Data rows:
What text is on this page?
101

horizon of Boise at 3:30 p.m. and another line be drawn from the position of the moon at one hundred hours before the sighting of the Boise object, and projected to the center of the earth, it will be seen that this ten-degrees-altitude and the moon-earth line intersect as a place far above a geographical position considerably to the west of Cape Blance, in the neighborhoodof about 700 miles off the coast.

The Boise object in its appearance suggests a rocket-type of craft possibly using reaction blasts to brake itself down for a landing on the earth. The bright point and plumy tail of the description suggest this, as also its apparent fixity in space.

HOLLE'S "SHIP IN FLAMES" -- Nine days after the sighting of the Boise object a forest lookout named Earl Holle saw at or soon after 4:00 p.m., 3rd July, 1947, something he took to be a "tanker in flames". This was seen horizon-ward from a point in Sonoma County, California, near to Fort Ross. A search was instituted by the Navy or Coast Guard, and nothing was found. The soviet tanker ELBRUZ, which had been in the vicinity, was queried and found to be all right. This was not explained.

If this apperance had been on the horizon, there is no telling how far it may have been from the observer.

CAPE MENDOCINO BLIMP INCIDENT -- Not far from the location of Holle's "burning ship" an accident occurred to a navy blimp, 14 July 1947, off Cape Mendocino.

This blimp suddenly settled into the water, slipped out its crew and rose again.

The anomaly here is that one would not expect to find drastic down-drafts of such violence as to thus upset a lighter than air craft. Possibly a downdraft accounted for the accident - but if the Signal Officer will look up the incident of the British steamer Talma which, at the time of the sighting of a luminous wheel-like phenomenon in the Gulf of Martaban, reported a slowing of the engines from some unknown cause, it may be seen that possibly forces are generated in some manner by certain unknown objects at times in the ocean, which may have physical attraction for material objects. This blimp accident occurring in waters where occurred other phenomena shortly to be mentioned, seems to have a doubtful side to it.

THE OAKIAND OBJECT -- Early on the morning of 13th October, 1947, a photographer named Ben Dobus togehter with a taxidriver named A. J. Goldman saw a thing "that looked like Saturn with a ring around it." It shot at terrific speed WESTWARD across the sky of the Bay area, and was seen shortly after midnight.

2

Work instructions: Output a single number: how many lines contain the word "sighting".

Result of this exercise: 3